Saved entries
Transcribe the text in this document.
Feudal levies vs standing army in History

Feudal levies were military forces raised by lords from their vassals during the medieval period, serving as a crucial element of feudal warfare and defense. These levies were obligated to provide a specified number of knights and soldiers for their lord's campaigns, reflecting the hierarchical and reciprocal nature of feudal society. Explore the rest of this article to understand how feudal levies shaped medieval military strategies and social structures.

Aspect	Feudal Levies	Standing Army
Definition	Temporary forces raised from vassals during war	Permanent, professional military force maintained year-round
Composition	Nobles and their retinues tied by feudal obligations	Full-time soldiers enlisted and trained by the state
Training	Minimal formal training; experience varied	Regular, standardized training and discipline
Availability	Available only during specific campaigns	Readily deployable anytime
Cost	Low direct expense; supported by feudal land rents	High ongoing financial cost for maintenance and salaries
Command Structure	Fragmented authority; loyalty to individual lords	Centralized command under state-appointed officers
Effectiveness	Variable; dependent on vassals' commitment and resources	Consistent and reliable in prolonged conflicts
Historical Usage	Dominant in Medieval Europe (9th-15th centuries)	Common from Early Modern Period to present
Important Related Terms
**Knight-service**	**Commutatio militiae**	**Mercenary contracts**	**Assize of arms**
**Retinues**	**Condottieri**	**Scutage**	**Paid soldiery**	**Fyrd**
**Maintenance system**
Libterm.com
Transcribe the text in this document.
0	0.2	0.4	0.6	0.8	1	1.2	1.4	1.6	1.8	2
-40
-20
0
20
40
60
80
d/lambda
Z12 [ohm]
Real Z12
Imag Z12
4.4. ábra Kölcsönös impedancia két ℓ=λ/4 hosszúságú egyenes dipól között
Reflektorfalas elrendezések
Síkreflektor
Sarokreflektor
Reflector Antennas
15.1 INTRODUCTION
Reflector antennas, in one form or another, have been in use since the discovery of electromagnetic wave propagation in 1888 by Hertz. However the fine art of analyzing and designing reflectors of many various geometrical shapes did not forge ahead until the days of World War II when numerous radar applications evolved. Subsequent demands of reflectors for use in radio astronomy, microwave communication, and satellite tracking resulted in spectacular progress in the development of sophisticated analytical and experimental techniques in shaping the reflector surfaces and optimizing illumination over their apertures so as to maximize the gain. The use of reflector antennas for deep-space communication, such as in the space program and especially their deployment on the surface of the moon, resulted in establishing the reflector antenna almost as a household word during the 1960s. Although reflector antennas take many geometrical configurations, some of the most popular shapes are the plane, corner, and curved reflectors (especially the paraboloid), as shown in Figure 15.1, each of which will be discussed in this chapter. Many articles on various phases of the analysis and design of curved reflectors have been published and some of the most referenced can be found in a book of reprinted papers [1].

Task objective:
Using the listing above, return all lines where the word "vassals" occurs.

Answer below:
Feudal levies were military forces raised by lords from their vassals during the medieval period, serving as a crucial element of feudal warfare and defense. These levies were obligated to provide a specified number of knights and soldiers for their lord's campaigns, reflecting the hierarchical and reciprocal nature of feudal society. Explore the rest of this article to understand how feudal levies shaped medieval military strategies and social structures.
Definition	Temporary forces raised from vassals during war	Permanent, professional military force maintained year-round
Effectiveness	Variable; dependent on vassals' commitment and resources	Consistent and reliable in prolonged conflicts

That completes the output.